TASK TO COMPLETE: Quote all entries in full, exactly.

EXERCISE INPUTS:
· · · · · · ·

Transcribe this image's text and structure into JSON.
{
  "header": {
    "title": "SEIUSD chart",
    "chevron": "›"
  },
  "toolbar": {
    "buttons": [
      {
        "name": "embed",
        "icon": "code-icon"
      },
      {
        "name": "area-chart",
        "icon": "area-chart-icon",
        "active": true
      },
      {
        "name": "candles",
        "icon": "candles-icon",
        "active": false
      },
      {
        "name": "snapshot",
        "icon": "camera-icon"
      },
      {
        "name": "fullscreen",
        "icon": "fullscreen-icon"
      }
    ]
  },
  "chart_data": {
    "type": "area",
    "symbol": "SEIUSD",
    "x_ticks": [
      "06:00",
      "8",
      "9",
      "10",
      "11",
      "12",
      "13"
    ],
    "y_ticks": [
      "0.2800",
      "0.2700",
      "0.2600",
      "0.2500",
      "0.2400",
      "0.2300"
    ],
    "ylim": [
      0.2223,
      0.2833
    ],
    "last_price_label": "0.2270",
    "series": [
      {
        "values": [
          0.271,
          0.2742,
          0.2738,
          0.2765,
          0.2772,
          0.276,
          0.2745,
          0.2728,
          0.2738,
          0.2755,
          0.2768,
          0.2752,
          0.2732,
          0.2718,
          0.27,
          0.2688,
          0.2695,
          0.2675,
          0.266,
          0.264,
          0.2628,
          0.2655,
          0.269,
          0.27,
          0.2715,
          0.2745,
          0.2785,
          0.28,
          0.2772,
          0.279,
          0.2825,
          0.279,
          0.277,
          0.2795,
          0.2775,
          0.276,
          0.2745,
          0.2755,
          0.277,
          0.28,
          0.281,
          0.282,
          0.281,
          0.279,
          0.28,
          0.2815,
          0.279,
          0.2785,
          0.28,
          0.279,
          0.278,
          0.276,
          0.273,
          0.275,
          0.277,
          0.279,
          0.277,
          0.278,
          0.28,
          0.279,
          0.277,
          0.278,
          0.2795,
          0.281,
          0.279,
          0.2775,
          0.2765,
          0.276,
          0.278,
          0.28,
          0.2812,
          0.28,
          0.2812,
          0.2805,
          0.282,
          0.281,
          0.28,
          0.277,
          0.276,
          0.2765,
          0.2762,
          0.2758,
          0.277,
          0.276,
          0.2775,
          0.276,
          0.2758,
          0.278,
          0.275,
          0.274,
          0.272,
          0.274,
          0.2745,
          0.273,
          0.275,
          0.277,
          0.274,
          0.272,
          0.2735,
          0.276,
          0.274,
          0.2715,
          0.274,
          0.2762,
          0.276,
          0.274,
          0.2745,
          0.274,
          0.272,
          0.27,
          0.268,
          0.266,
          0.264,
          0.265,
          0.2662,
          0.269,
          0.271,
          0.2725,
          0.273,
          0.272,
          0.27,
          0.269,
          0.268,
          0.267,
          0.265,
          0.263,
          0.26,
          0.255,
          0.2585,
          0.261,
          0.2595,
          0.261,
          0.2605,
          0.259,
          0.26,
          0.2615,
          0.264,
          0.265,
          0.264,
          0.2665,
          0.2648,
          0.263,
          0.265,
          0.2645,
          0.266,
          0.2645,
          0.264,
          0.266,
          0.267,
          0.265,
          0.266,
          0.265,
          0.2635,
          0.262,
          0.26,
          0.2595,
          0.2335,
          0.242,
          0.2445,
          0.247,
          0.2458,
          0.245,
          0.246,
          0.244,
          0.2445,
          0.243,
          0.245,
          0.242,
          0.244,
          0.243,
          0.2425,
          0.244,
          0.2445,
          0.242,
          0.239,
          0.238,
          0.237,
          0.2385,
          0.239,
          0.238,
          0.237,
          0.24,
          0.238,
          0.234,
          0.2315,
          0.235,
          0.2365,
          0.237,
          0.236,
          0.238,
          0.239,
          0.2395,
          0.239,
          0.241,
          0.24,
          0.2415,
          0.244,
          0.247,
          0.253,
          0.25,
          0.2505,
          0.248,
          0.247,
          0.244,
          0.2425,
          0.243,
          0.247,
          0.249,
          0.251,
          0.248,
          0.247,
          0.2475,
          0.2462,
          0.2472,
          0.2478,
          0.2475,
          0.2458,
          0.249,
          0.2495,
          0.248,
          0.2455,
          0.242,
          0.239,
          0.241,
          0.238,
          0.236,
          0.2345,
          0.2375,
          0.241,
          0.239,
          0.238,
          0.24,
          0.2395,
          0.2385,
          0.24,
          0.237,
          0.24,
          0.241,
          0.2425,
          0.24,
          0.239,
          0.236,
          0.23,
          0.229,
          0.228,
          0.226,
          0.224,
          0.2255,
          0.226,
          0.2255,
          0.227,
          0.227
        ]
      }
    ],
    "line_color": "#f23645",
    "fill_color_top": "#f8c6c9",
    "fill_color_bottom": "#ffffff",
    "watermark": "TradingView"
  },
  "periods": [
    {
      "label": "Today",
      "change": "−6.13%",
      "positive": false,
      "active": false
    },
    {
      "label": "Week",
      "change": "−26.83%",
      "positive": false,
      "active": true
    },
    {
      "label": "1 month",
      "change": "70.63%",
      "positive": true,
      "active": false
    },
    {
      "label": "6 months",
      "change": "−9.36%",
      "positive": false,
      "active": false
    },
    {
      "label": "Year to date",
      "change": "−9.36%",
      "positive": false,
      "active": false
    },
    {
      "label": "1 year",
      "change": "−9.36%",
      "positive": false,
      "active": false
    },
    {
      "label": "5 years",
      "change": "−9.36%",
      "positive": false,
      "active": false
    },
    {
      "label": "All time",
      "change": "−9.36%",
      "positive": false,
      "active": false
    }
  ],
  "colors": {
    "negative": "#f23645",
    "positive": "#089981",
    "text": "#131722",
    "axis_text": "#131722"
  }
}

· · · · · · ·

FULL OUTPUT:
Transcribe this image's text and structure into JSON.
{
  "header": {
    "title": "SEIUSD chart",
    "chevron": "›"
  },
  "toolbar": {
    "buttons": [
      {
        "name": "embed",
        "icon": "code-icon"
      },
      {
        "name": "area-chart",
        "icon": "area-chart-icon",
        "active": true
      },
      {
        "name": "candles",
        "icon": "candles-icon",
        "active": false
      },
      {
        "name": "snapshot",
        "icon": "camera-icon"
      },
      {
        "name": "fullscreen",
        "icon": "fullscreen-icon"
      }
    ]
  },
  "chart_data": {
    "type": "area",
    "symbol": "SEIUSD",
    "x_ticks": [
      "06:00",
      "8",
      "9",
      "10",
      "11",
      "12",
      "13"
    ],
    "y_ticks": [
      "0.2800",
      "0.2700",
      "0.2600",
      "0.2500",
      "0.2400",
      "0.2300"
    ],
    "ylim": [
      0.2223,
      0.2833
    ],
    "last_price_label": "0.2270",
    "series": [
      {
        "values": [
          0.271,
          0.2742,
          0.2738,
          0.2765,
          0.2772,
          0.276,
          0.2745,
          0.2728,
          0.2738,
          0.2755,
          0.2768,
          0.2752,
          0.2732,
          0.2718,
          0.27,
          0.2688,
          0.2695,
          0.2675,
          0.266,
          0.264,
          0.2628,
          0.2655,
          0.269,
          0.27,
          0.2715,
          0.2745,
          0.2785,
          0.28,
          0.2772,
          0.279,
          0.2825,
          0.279,
          0.277,
          0.2795,
          0.2775,
          0.276,
          0.2745,
          0.2755,
          0.277,
          0.28,
          0.281,
          0.282,
          0.281,
          0.279,
          0.28,
          0.2815,
          0.279,
          0.2785,
          0.28,
          0.279,
          0.278,
          0.276,
          0.273,
          0.275,
          0.277,
          0.279,
          0.277,
          0.278,
          0.28,
          0.279,
          0.277,
          0.278,
          0.2795,
          0.281,
          0.279,
          0.2775,
          0.2765,
          0.276,
          0.278,
          0.28,
          0.2812,
          0.28,
          0.2812,
          0.2805,
          0.282,
          0.281,
          0.28,
          0.277,
          0.276,
          0.2765,
          0.2762,
          0.2758,
          0.277,
          0.276,
          0.2775,
          0.276,
          0.2758,
          0.278,
          0.275,
          0.274,
          0.272,
          0.274,
          0.2745,
          0.273,
          0.275,
          0.277,
          0.274,
          0.272,
          0.2735,
          0.276,
          0.274,
          0.2715,
          0.274,
          0.2762,
          0.276,
          0.274,
          0.2745,
          0.274,
          0.272,
          0.27,
          0.268,
          0.266,
          0.264,
          0.265,
          0.2662,
          0.269,
          0.271,
          0.2725,
          0.273,
          0.272,
          0.27,
          0.269,
          0.268,
          0.267,
          0.265,
          0.263,
          0.26,
          0.255,
          0.2585,
          0.261,
          0.2595,
          0.261,
          0.2605,
          0.259,
          0.26,
          0.2615,
          0.264,
          0.265,
          0.264,
          0.2665,
          0.2648,
          0.263,
          0.265,
          0.2645,
          0.266,
          0.2645,
          0.264,
          0.266,
          0.267,
          0.265,
          0.266,
          0.265,
          0.2635,
          0.262,
          0.26,
          0.2595,
          0.2335,
          0.242,
          0.2445,
          0.247,
          0.2458,
          0.245,
          0.246,
          0.244,
          0.2445,
          0.243,
          0.245,
          0.242,
          0.244,
          0.243,
          0.2425,
          0.244,
          0.2445,
          0.242,
          0.239,
          0.238,
          0.237,
          0.2385,
          0.239,
          0.238,
          0.237,
          0.24,
          0.238,
          0.234,
          0.2315,
          0.235,
          0.2365,
          0.237,
          0.236,
          0.238,
          0.239,
          0.2395,
          0.239,
          0.241,
          0.24,
          0.2415,
          0.244,
          0.247,
          0.253,
          0.25,
          0.2505,
          0.248,
          0.247,
          0.244,
          0.2425,
          0.243,
          0.247,
          0.249,
          0.251,
          0.248,
          0.247,
          0.2475,
          0.2462,
          0.2472,
          0.2478,
          0.2475,
          0.2458,
          0.249,
          0.2495,
          0.248,
          0.2455,
          0.242,
          0.239,
          0.241,
          0.238,
          0.236,
          0.2345,
          0.2375,
          0.241,
          0.239,
          0.238,
          0.24,
          0.2395,
          0.2385,
          0.24,
          0.237,
          0.24,
          0.241,
          0.2425,
          0.24,
          0.239,
          0.236,
          0.23,
          0.229,
          0.228,
          0.226,
          0.224,
          0.2255,
          0.226,
          0.2255,
          0.227,
          0.227
        ]
      }
    ],
    "line_color": "#f23645",
    "fill_color_top": "#f8c6c9",
    "fill_color_bottom": "#ffffff",
    "watermark": "TradingView"
  },
  "periods": [
    {
      "label": "Today",
      "change": "−6.13%",
      "positive": false,
      "active": false
    },
    {
      "label": "Week",
      "change": "−26.83%",
      "positive": false,
      "active": true
    },
    {
      "label": "1 month",
      "change": "70.63%",
      "positive": true,
      "active": false
    },
    {
      "label": "6 months",
      "change": "−9.36%",
      "positive": false,
      "active": false
    },
    {
      "label": "Year to date",
      "change": "−9.36%",
      "positive": false,
      "active": false
    },
    {
      "label": "1 year",
      "change": "−9.36%",
      "positive": false,
      "active": false
    },
    {
      "label": "5 years",
      "change": "−9.36%",
      "positive": false,
      "active": false
    },
    {
      "label": "All time",
      "change": "−9.36%",
      "positive": false,
      "active": false
    }
  ],
  "colors": {
    "negative": "#f23645",
    "positive": "#089981",
    "text": "#131722",
    "axis_text": "#131722"
  }
}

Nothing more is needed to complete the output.